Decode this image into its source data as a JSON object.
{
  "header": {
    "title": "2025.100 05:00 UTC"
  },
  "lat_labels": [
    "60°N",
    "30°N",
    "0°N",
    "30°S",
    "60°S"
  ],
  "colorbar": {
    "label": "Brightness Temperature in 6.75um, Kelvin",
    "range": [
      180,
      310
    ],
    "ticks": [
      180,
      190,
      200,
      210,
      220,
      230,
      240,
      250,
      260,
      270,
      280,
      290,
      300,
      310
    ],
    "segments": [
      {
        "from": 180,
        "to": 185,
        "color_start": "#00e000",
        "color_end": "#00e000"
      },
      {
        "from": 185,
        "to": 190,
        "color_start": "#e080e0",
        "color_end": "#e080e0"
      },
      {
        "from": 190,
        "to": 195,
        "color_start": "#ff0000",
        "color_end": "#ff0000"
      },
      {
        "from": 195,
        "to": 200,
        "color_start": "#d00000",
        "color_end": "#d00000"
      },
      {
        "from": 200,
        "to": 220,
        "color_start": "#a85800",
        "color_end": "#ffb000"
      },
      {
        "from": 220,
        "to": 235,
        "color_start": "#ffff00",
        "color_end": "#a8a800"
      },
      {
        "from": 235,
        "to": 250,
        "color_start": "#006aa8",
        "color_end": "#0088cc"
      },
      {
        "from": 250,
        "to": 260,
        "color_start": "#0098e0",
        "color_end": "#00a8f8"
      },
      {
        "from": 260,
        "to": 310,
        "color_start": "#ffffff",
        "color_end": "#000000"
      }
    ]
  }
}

☆ ☆ ☆ ☆ ☆ ☆ ☆

** Exercise prompt **
Repeat the entries exactly, all of them.

** Answer for the task **
Decode this image into its source data as a JSON object.
{
  "header": {
    "title": "2025.100 05:00 UTC"
  },
  "lat_labels": [
    "60°N",
    "30°N",
    "0°N",
    "30°S",
    "60°S"
  ],
  "colorbar": {
    "label": "Brightness Temperature in 6.75um, Kelvin",
    "range": [
      180,
      310
    ],
    "ticks": [
      180,
      190,
      200,
      210,
      220,
      230,
      240,
      250,
      260,
      270,
      280,
      290,
      300,
      310
    ],
    "segments": [
      {
        "from": 180,
        "to": 185,
        "color_start": "#00e000",
        "color_end": "#00e000"
      },
      {
        "from": 185,
        "to": 190,
        "color_start": "#e080e0",
        "color_end": "#e080e0"
      },
      {
        "from": 190,
        "to": 195,
        "color_start": "#ff0000",
        "color_end": "#ff0000"
      },
      {
        "from": 195,
        "to": 200,
        "color_start": "#d00000",
        "color_end": "#d00000"
      },
      {
        "from": 200,
        "to": 220,
        "color_start": "#a85800",
        "color_end": "#ffb000"
      },
      {
        "from": 220,
        "to": 235,
        "color_start": "#ffff00",
        "color_end": "#a8a800"
      },
      {
        "from": 235,
        "to": 250,
        "color_start": "#006aa8",
        "color_end": "#0088cc"
      },
      {
        "from": 250,
        "to": 260,
        "color_start": "#0098e0",
        "color_end": "#00a8f8"
      },
      {
        "from": 260,
        "to": 310,
        "color_start": "#ffffff",
        "color_end": "#000000"
      }
    ]
  }
}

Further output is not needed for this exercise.